▸ Exercise: Identify each line holding the string "lessons" and copy it.

— start of Information supplied —

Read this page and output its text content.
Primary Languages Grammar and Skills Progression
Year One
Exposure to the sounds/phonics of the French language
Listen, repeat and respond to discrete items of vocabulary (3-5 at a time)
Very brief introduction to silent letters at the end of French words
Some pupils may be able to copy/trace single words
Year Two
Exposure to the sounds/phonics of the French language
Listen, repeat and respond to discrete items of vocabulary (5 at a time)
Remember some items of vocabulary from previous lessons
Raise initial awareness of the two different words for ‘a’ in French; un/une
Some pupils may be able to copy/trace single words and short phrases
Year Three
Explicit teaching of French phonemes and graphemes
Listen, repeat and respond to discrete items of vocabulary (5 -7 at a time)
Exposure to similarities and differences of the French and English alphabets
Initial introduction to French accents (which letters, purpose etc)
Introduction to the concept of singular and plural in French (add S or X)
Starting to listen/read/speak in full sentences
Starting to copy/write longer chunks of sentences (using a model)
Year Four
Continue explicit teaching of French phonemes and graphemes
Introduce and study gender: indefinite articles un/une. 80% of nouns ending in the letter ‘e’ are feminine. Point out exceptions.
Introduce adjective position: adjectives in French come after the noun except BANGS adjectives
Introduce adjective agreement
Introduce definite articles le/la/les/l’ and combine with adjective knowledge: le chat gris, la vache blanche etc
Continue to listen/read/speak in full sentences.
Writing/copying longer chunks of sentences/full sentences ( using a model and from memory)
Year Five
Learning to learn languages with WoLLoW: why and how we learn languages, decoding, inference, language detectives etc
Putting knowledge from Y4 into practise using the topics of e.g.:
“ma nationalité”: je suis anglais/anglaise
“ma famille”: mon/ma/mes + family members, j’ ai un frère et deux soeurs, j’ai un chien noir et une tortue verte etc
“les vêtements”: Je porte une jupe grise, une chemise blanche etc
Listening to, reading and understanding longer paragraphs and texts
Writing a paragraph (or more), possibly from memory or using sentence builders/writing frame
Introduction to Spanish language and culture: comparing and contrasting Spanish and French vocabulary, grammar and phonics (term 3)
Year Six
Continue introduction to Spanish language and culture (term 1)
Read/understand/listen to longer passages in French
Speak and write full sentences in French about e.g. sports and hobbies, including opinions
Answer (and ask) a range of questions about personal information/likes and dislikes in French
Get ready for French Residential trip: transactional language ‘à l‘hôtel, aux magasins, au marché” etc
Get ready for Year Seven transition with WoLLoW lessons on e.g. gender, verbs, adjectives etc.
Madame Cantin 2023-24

— end of Information supplied —

▸ Answer for this exercise:
Remember some items of vocabulary from previous lessons
Get ready for Year Seven transition with WoLLoW lessons on e.g. gender, verbs, adjectives etc.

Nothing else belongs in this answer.